OBJECTIVE:
Beneath this sentence is a set of records; write each of them out exactly.

::: DATASET EXTRACT

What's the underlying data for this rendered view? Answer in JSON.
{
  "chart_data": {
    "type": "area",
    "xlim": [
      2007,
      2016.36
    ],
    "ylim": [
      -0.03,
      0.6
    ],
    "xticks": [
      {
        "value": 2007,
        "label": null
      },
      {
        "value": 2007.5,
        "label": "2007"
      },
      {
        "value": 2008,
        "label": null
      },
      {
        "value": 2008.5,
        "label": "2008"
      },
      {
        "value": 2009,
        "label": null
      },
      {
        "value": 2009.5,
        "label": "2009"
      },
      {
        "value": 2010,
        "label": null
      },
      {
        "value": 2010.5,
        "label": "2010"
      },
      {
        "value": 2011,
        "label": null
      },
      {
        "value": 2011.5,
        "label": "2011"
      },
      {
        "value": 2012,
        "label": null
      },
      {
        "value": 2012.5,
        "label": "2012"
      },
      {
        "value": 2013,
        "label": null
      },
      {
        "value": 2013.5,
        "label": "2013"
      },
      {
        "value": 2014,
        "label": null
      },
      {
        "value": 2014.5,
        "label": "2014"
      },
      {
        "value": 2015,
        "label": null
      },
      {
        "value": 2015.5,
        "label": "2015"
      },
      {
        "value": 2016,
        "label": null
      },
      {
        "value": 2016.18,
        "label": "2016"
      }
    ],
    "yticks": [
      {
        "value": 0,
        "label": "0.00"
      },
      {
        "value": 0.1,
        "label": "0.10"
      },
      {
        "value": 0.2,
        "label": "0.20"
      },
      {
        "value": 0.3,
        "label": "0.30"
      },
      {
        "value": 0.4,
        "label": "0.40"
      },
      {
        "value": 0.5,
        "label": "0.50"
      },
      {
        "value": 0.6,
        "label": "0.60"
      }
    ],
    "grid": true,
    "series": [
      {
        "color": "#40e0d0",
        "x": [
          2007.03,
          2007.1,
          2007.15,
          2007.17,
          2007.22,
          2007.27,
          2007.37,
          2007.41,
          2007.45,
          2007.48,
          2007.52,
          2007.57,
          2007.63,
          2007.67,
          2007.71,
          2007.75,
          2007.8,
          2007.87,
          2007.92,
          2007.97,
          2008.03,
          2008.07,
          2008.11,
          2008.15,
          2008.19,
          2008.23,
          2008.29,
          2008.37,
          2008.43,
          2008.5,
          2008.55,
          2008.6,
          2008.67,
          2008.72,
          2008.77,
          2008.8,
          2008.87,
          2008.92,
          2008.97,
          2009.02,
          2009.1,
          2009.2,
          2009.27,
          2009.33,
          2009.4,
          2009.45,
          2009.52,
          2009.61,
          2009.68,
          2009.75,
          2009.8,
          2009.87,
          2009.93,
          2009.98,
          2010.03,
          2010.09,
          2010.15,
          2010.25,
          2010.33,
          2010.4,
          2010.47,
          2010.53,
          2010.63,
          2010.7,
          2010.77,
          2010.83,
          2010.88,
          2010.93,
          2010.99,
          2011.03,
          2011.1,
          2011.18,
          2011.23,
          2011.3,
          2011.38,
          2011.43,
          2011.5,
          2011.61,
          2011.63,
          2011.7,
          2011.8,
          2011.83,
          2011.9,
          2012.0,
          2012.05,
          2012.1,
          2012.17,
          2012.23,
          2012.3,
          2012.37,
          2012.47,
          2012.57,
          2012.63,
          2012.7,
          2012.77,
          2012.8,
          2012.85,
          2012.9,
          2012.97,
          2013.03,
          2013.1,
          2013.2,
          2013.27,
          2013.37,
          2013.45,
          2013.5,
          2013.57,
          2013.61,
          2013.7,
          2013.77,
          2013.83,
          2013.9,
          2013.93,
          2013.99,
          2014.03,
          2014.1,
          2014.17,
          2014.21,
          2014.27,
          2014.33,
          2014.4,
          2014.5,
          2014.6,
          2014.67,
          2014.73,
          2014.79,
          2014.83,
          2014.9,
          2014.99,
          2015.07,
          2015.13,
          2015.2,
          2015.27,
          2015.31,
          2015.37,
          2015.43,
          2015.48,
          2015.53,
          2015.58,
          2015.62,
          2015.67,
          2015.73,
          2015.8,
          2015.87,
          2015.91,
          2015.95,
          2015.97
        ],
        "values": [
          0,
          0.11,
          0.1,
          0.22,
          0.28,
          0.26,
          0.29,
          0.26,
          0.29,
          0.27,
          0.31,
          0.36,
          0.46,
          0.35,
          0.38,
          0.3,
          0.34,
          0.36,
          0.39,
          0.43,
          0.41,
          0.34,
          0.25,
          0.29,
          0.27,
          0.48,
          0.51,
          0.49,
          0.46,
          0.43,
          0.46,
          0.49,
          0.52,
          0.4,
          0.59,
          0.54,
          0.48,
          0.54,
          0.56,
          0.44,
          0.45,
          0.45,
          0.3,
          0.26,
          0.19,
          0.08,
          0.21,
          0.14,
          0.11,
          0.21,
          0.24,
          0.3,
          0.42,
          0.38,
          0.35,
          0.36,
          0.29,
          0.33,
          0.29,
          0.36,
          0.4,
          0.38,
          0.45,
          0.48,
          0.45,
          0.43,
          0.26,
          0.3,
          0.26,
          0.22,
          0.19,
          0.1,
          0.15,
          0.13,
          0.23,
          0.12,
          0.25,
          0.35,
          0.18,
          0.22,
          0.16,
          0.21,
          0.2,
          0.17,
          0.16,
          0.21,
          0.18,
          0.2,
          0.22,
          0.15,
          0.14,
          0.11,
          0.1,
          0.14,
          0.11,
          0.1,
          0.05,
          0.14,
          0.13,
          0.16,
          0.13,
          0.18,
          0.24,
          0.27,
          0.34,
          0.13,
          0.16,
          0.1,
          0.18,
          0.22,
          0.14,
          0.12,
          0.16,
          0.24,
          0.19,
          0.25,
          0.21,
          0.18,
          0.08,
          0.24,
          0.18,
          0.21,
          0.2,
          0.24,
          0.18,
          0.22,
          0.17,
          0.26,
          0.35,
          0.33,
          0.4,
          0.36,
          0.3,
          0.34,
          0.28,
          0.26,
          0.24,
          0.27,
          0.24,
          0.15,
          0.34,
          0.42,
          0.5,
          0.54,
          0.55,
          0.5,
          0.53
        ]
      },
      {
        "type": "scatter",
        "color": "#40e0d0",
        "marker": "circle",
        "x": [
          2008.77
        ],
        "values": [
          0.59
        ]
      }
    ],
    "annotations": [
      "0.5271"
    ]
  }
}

::::::

RESPONSE TO THIS EXERCISE:
What's the underlying data for this rendered view? Answer in JSON.
{
  "chart_data": {
    "type": "area",
    "xlim": [
      2007,
      2016.36
    ],
    "ylim": [
      -0.03,
      0.6
    ],
    "xticks": [
      {
        "value": 2007,
        "label": null
      },
      {
        "value": 2007.5,
        "label": "2007"
      },
      {
        "value": 2008,
        "label": null
      },
      {
        "value": 2008.5,
        "label": "2008"
      },
      {
        "value": 2009,
        "label": null
      },
      {
        "value": 2009.5,
        "label": "2009"
      },
      {
        "value": 2010,
        "label": null
      },
      {
        "value": 2010.5,
        "label": "2010"
      },
      {
        "value": 2011,
        "label": null
      },
      {
        "value": 2011.5,
        "label": "2011"
      },
      {
        "value": 2012,
        "label": null
      },
      {
        "value": 2012.5,
        "label": "2012"
      },
      {
        "value": 2013,
        "label": null
      },
      {
        "value": 2013.5,
        "label": "2013"
      },
      {
        "value": 2014,
        "label": null
      },
      {
        "value": 2014.5,
        "label": "2014"
      },
      {
        "value": 2015,
        "label": null
      },
      {
        "value": 2015.5,
        "label": "2015"
      },
      {
        "value": 2016,
        "label": null
      },
      {
        "value": 2016.18,
        "label": "2016"
      }
    ],
    "yticks": [
      {
        "value": 0,
        "label": "0.00"
      },
      {
        "value": 0.1,
        "label": "0.10"
      },
      {
        "value": 0.2,
        "label": "0.20"
      },
      {
        "value": 0.3,
        "label": "0.30"
      },
      {
        "value": 0.4,
        "label": "0.40"
      },
      {
        "value": 0.5,
        "label": "0.50"
      },
      {
        "value": 0.6,
        "label": "0.60"
      }
    ],
    "grid": true,
    "series": [
      {
        "color": "#40e0d0",
        "x": [
          2007.03,
          2007.1,
          2007.15,
          2007.17,
          2007.22,
          2007.27,
          2007.37,
          2007.41,
          2007.45,
          2007.48,
          2007.52,
          2007.57,
          2007.63,
          2007.67,
          2007.71,
          2007.75,
          2007.8,
          2007.87,
          2007.92,
          2007.97,
          2008.03,
          2008.07,
          2008.11,
          2008.15,
          2008.19,
          2008.23,
          2008.29,
          2008.37,
          2008.43,
          2008.5,
          2008.55,
          2008.6,
          2008.67,
          2008.72,
          2008.77,
          2008.8,
          2008.87,
          2008.92,
          2008.97,
          2009.02,
          2009.1,
          2009.2,
          2009.27,
          2009.33,
          2009.4,
          2009.45,
          2009.52,
          2009.61,
          2009.68,
          2009.75,
          2009.8,
          2009.87,
          2009.93,
          2009.98,
          2010.03,
          2010.09,
          2010.15,
          2010.25,
          2010.33,
          2010.4,
          2010.47,
          2010.53,
          2010.63,
          2010.7,
          2010.77,
          2010.83,
          2010.88,
          2010.93,
          2010.99,
          2011.03,
          2011.1,
          2011.18,
          2011.23,
          2011.3,
          2011.38,
          2011.43,
          2011.5,
          2011.61,
          2011.63,
          2011.7,
          2011.8,
          2011.83,
          2011.9,
          2012.0,
          2012.05,
          2012.1,
          2012.17,
          2012.23,
          2012.3,
          2012.37,
          2012.47,
          2012.57,
          2012.63,
          2012.7,
          2012.77,
          2012.8,
          2012.85,
          2012.9,
          2012.97,
          2013.03,
          2013.1,
          2013.2,
          2013.27,
          2013.37,
          2013.45,
          2013.5,
          2013.57,
          2013.61,
          2013.7,
          2013.77,
          2013.83,
          2013.9,
          2013.93,
          2013.99,
          2014.03,
          2014.1,
          2014.17,
          2014.21,
          2014.27,
          2014.33,
          2014.4,
          2014.5,
          2014.6,
          2014.67,
          2014.73,
          2014.79,
          2014.83,
          2014.9,
          2014.99,
          2015.07,
          2015.13,
          2015.2,
          2015.27,
          2015.31,
          2015.37,
          2015.43,
          2015.48,
          2015.53,
          2015.58,
          2015.62,
          2015.67,
          2015.73,
          2015.8,
          2015.87,
          2015.91,
          2015.95,
          2015.97
        ],
        "values": [
          0,
          0.11,
          0.1,
          0.22,
          0.28,
          0.26,
          0.29,
          0.26,
          0.29,
          0.27,
          0.31,
          0.36,
          0.46,
          0.35,
          0.38,
          0.3,
          0.34,
          0.36,
          0.39,
          0.43,
          0.41,
          0.34,
          0.25,
          0.29,
          0.27,
          0.48,
          0.51,
          0.49,
          0.46,
          0.43,
          0.46,
          0.49,
          0.52,
          0.4,
          0.59,
          0.54,
          0.48,
          0.54,
          0.56,
          0.44,
          0.45,
          0.45,
          0.3,
          0.26,
          0.19,
          0.08,
          0.21,
          0.14,
          0.11,
          0.21,
          0.24,
          0.3,
          0.42,
          0.38,
          0.35,
          0.36,
          0.29,
          0.33,
          0.29,
          0.36,
          0.4,
          0.38,
          0.45,
          0.48,
          0.45,
          0.43,
          0.26,
          0.3,
          0.26,
          0.22,
          0.19,
          0.1,
          0.15,
          0.13,
          0.23,
          0.12,
          0.25,
          0.35,
          0.18,
          0.22,
          0.16,
          0.21,
          0.2,
          0.17,
          0.16,
          0.21,
          0.18,
          0.2,
          0.22,
          0.15,
          0.14,
          0.11,
          0.1,
          0.14,
          0.11,
          0.1,
          0.05,
          0.14,
          0.13,
          0.16,
          0.13,
          0.18,
          0.24,
          0.27,
          0.34,
          0.13,
          0.16,
          0.1,
          0.18,
          0.22,
          0.14,
          0.12,
          0.16,
          0.24,
          0.19,
          0.25,
          0.21,
          0.18,
          0.08,
          0.24,
          0.18,
          0.21,
          0.2,
          0.24,
          0.18,
          0.22,
          0.17,
          0.26,
          0.35,
          0.33,
          0.4,
          0.36,
          0.3,
          0.34,
          0.28,
          0.26,
          0.24,
          0.27,
          0.24,
          0.15,
          0.34,
          0.42,
          0.5,
          0.54,
          0.55,
          0.5,
          0.53
        ]
      },
      {
        "type": "scatter",
        "color": "#40e0d0",
        "marker": "circle",
        "x": [
          2008.77
        ],
        "values": [
          0.59
        ]
      }
    ],
    "annotations": [
      "0.5271"
    ]
  }
}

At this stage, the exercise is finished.